---- Raw data
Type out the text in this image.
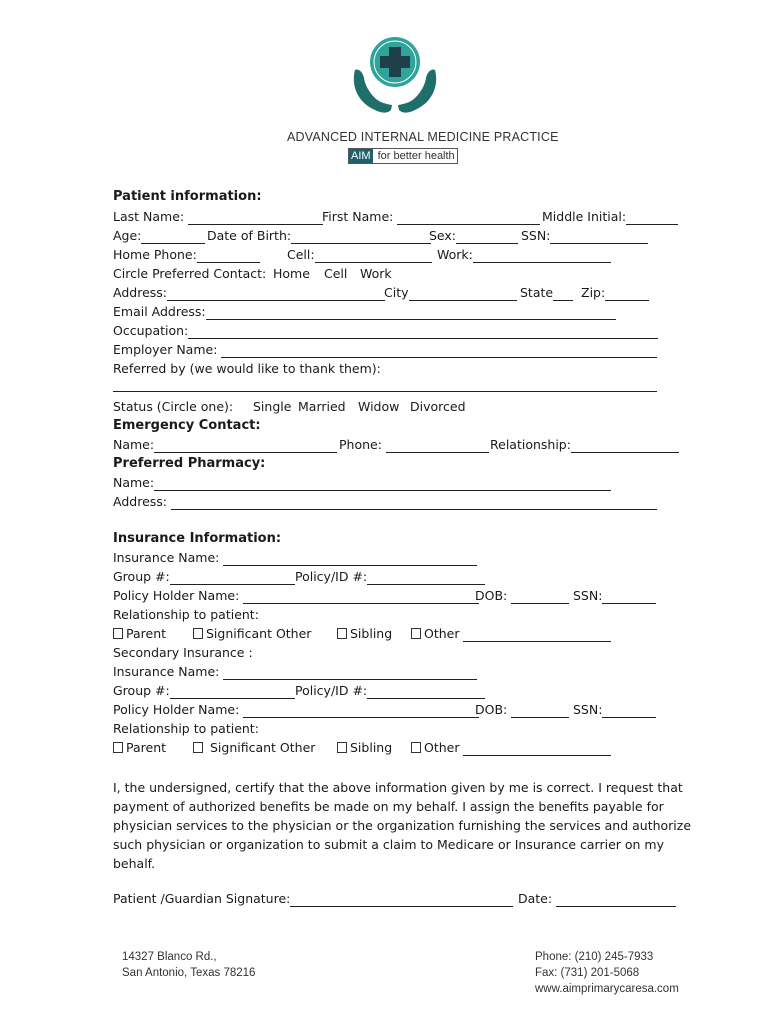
ADVANCED INTERNAL MEDICINE PRACTICE
AIM for better health
Patient information:
Last Name:	First Name:	Middle Initial:
Age:	Date of Birth:	Sex:	SSN:
Home Phone:	Cell:	Work:
Circle Preferred Contact: Home Cell Work
Address:	City	State	Zip:
Email Address:
Occupation:
Employer Name:
Referred by (we would like to thank them):
Status (Circle one): Single Married Widow Divorced
Emergency Contact:
Name:	Phone:	Relationship:
Preferred Pharmacy:
Name:
Address:
Insurance Information:
Insurance Name:
Group #:	Policy/ID #:
Policy Holder Name:	DOB:	SSN:
Relationship to patient:
Parent	Significant Other	Sibling	Other
Secondary Insurance :
Insurance Name:
Group #:	Policy/ID #:
Policy Holder Name:	DOB:	SSN:
Relationship to patient:
Parent	Significant Other	Sibling	Other
I, the undersigned, certify that the above information given by me is correct. I request that
payment of authorized benefits be made on my behalf. I assign the benefits payable for
physician services to the physician or the organization furnishing the services and authorize
such physician or organization to submit a claim to Medicare or Insurance carrier on my
behalf.
Patient /Guardian Signature:	Date:
14327 Blanco Rd.,
San Antonio, Texas 78216
Phone: (210) 245-7933
Fax: (731) 201-5068
www.aimprimarycaresa.com
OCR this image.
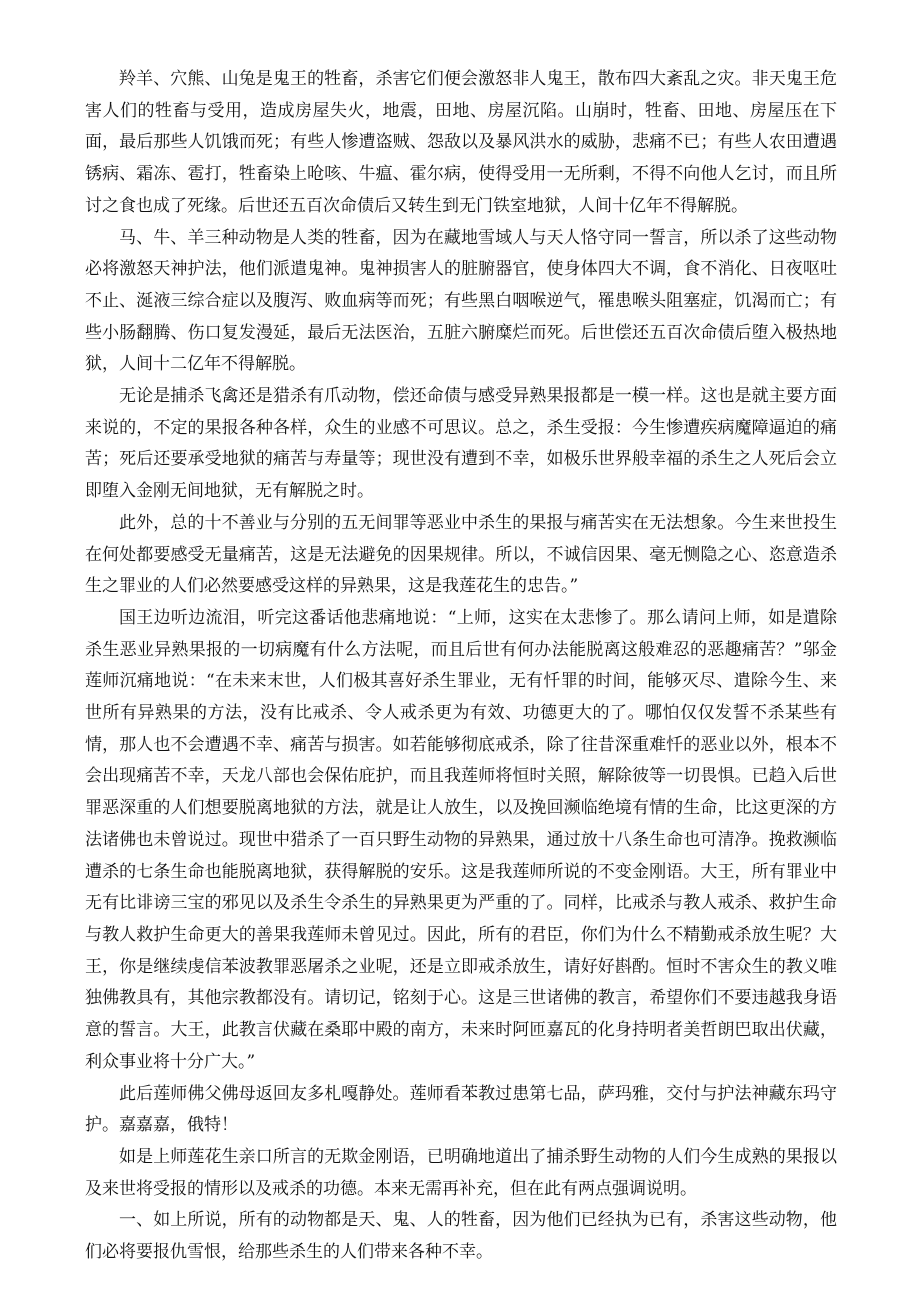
羚羊、穴熊、山兔是鬼王的牲畜，杀害它们便会激怒非人鬼王，散布四大紊乱之灾。非天鬼王危害人们的牲畜与受用，造成房屋失火，地震，田地、房屋沉陷。山崩时，牲畜、田地、房屋压在下面，最后那些人饥饿而死；有些人惨遭盗贼、怨敌以及暴风洪水的威胁，悲痛不已；有些人农田遭遇锈病、霜冻、雹打，牲畜染上呛咳、牛瘟、霍尔病，使得受用一无所剩，不得不向他人乞讨，而且所讨之食也成了死缘。后世还五百次命债后又转生到无门铁室地狱，人间十亿年不得解脱。

马、牛、羊三种动物是人类的牲畜，因为在藏地雪域人与天人恪守同一誓言，所以杀了这些动物必将激怒天神护法，他们派遣鬼神。鬼神损害人的脏腑器官，使身体四大不调，食不消化、日夜呕吐不止、涎液三综合症以及腹泻、败血病等而死；有些黑白咽喉逆气，罹患喉头阻塞症，饥渴而亡；有些小肠翻腾、伤口复发漫延，最后无法医治，五脏六腑糜烂而死。后世偿还五百次命债后堕入极热地狱，人间十二亿年不得解脱。

无论是捕杀飞禽还是猎杀有爪动物，偿还命债与感受异熟果报都是一模一样。这也是就主要方面来说的，不定的果报各种各样，众生的业感不可思议。总之，杀生受报：今生惨遭疾病魔障逼迫的痛苦；死后还要承受地狱的痛苦与寿量等；现世没有遭到不幸，如极乐世界般幸福的杀生之人死后会立即堕入金刚无间地狱，无有解脱之时。

此外，总的十不善业与分别的五无间罪等恶业中杀生的果报与痛苦实在无法想象。今生来世投生在何处都要感受无量痛苦，这是无法避免的因果规律。所以，不诚信因果、毫无恻隐之心、恣意造杀生之罪业的人们必然要感受这样的异熟果，这是我莲花生的忠告。”

国王边听边流泪，听完这番话他悲痛地说：“上师，这实在太悲惨了。那么请问上师，如是遣除杀生恶业异熟果报的一切病魔有什么方法呢，而且后世有何办法能脱离这般难忍的恶趣痛苦？”邬金莲师沉痛地说：“在未来末世，人们极其喜好杀生罪业，无有忏罪的时间，能够灭尽、遣除今生、来世所有异熟果的方法，没有比戒杀、令人戒杀更为有效、功德更大的了。哪怕仅仅发誓不杀某些有情，那人也不会遭遇不幸、痛苦与损害。如若能够彻底戒杀，除了往昔深重难忏的恶业以外，根本不会出现痛苦不幸，天龙八部也会保佑庇护，而且我莲师将恒时关照，解除彼等一切畏惧。已趋入后世罪恶深重的人们想要脱离地狱的方法，就是让人放生，以及挽回濒临绝境有情的生命，比这更深的方法诸佛也未曾说过。现世中猎杀了一百只野生动物的异熟果，通过放十八条生命也可清净。挽救濒临遭杀的七条生命也能脱离地狱，获得解脱的安乐。这是我莲师所说的不变金刚语。大王，所有罪业中无有比诽谤三宝的邪见以及杀生令杀生的异熟果更为严重的了。同样，比戒杀与教人戒杀、救护生命与教人救护生命更大的善果我莲师未曾见过。因此，所有的君臣，你们为什么不精勤戒杀放生呢？大王，你是继续虔信苯波教罪恶屠杀之业呢，还是立即戒杀放生，请好好斟酌。恒时不害众生的教义唯独佛教具有，其他宗教都没有。请切记，铭刻于心。这是三世诸佛的教言，希望你们不要违越我身语意的誓言。大王，此教言伏藏在桑耶中殿的南方，未来时阿匝嘉瓦的化身持明者美哲朗巴取出伏藏，利众事业将十分广大。”

此后莲师佛父佛母返回友多札嘎静处。莲师看苯教过患第七品，萨玛雅，交付与护法神藏东玛守护。嘉嘉嘉，俄特！

如是上师莲花生亲口所言的无欺金刚语，已明确地道出了捕杀野生动物的人们今生成熟的果报以及来世将受报的情形以及戒杀的功德。本来无需再补充，但在此有两点强调说明。

一、如上所说，所有的动物都是天、鬼、人的牲畜，因为他们已经执为已有，杀害这些动物，他们必将要报仇雪恨，给那些杀生的人们带来各种不幸。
--------
[Task instructions]
Return all of the entries word for word, but omit the pictures.

[Answer to the problem]
Type out the text in this image.
ADVANCED INTERNAL MEDICINE PRACTICE
AIM for better health
Patient information:
Last Name:	First Name:	Middle Initial:
Age:	Date of Birth:	Sex:	SSN:
Home Phone:	Cell:	Work:
Circle Preferred Contact: Home Cell Work
Address:	City	State	Zip:
Email Address:
Occupation:
Employer Name:
Referred by (we would like to thank them):
Status (Circle one): Single Married Widow Divorced
Emergency Contact:
Name:	Phone:	Relationship:
Preferred Pharmacy:
Name:
Address:
Insurance Information:
Insurance Name:
Group #:	Policy/ID #:
Policy Holder Name:	DOB:	SSN:
Relationship to patient:
Parent	Significant Other	Sibling	Other
Secondary Insurance :
Insurance Name:
Group #:	Policy/ID #:
Policy Holder Name:	DOB:	SSN:
Relationship to patient:
Parent	Significant Other	Sibling	Other
I, the undersigned, certify that the above information given by me is correct. I request that
payment of authorized benefits be made on my behalf. I assign the benefits payable for
physician services to the physician or the organization furnishing the services and authorize
such physician or organization to submit a claim to Medicare or Insurance carrier on my
behalf.
Patient /Guardian Signature:	Date:
14327 Blanco Rd.,
San Antonio, Texas 78216
Phone: (210) 245-7933
Fax: (731) 201-5068
www.aimprimarycaresa.com
OCR this image.
羚羊、穴熊、山兔是鬼王的牲畜，杀害它们便会激怒非人鬼王，散布四大紊乱之灾。非天鬼王危害人们的牲畜与受用，造成房屋失火，地震，田地、房屋沉陷。山崩时，牲畜、田地、房屋压在下面，最后那些人饥饿而死；有些人惨遭盗贼、怨敌以及暴风洪水的威胁，悲痛不已；有些人农田遭遇锈病、霜冻、雹打，牲畜染上呛咳、牛瘟、霍尔病，使得受用一无所剩，不得不向他人乞讨，而且所讨之食也成了死缘。后世还五百次命债后又转生到无门铁室地狱，人间十亿年不得解脱。

马、牛、羊三种动物是人类的牲畜，因为在藏地雪域人与天人恪守同一誓言，所以杀了这些动物必将激怒天神护法，他们派遣鬼神。鬼神损害人的脏腑器官，使身体四大不调，食不消化、日夜呕吐不止、涎液三综合症以及腹泻、败血病等而死；有些黑白咽喉逆气，罹患喉头阻塞症，饥渴而亡；有些小肠翻腾、伤口复发漫延，最后无法医治，五脏六腑糜烂而死。后世偿还五百次命债后堕入极热地狱，人间十二亿年不得解脱。

无论是捕杀飞禽还是猎杀有爪动物，偿还命债与感受异熟果报都是一模一样。这也是就主要方面来说的，不定的果报各种各样，众生的业感不可思议。总之，杀生受报：今生惨遭疾病魔障逼迫的痛苦；死后还要承受地狱的痛苦与寿量等；现世没有遭到不幸，如极乐世界般幸福的杀生之人死后会立即堕入金刚无间地狱，无有解脱之时。

此外，总的十不善业与分别的五无间罪等恶业中杀生的果报与痛苦实在无法想象。今生来世投生在何处都要感受无量痛苦，这是无法避免的因果规律。所以，不诚信因果、毫无恻隐之心、恣意造杀生之罪业的人们必然要感受这样的异熟果，这是我莲花生的忠告。”

国王边听边流泪，听完这番话他悲痛地说：“上师，这实在太悲惨了。那么请问上师，如是遣除杀生恶业异熟果报的一切病魔有什么方法呢，而且后世有何办法能脱离这般难忍的恶趣痛苦？”邬金莲师沉痛地说：“在未来末世，人们极其喜好杀生罪业，无有忏罪的时间，能够灭尽、遣除今生、来世所有异熟果的方法，没有比戒杀、令人戒杀更为有效、功德更大的了。哪怕仅仅发誓不杀某些有情，那人也不会遭遇不幸、痛苦与损害。如若能够彻底戒杀，除了往昔深重难忏的恶业以外，根本不会出现痛苦不幸，天龙八部也会保佑庇护，而且我莲师将恒时关照，解除彼等一切畏惧。已趋入后世罪恶深重的人们想要脱离地狱的方法，就是让人放生，以及挽回濒临绝境有情的生命，比这更深的方法诸佛也未曾说过。现世中猎杀了一百只野生动物的异熟果，通过放十八条生命也可清净。挽救濒临遭杀的七条生命也能脱离地狱，获得解脱的安乐。这是我莲师所说的不变金刚语。大王，所有罪业中无有比诽谤三宝的邪见以及杀生令杀生的异熟果更为严重的了。同样，比戒杀与教人戒杀、救护生命与教人救护生命更大的善果我莲师未曾见过。因此，所有的君臣，你们为什么不精勤戒杀放生呢？大王，你是继续虔信苯波教罪恶屠杀之业呢，还是立即戒杀放生，请好好斟酌。恒时不害众生的教义唯独佛教具有，其他宗教都没有。请切记，铭刻于心。这是三世诸佛的教言，希望你们不要违越我身语意的誓言。大王，此教言伏藏在桑耶中殿的南方，未来时阿匝嘉瓦的化身持明者美哲朗巴取出伏藏，利众事业将十分广大。”

此后莲师佛父佛母返回友多札嘎静处。莲师看苯教过患第七品，萨玛雅，交付与护法神藏东玛守护。嘉嘉嘉，俄特！

如是上师莲花生亲口所言的无欺金刚语，已明确地道出了捕杀野生动物的人们今生成熟的果报以及来世将受报的情形以及戒杀的功德。本来无需再补充，但在此有两点强调说明。

一、如上所说，所有的动物都是天、鬼、人的牲畜，因为他们已经执为已有，杀害这些动物，他们必将要报仇雪恨，给那些杀生的人们带来各种不幸。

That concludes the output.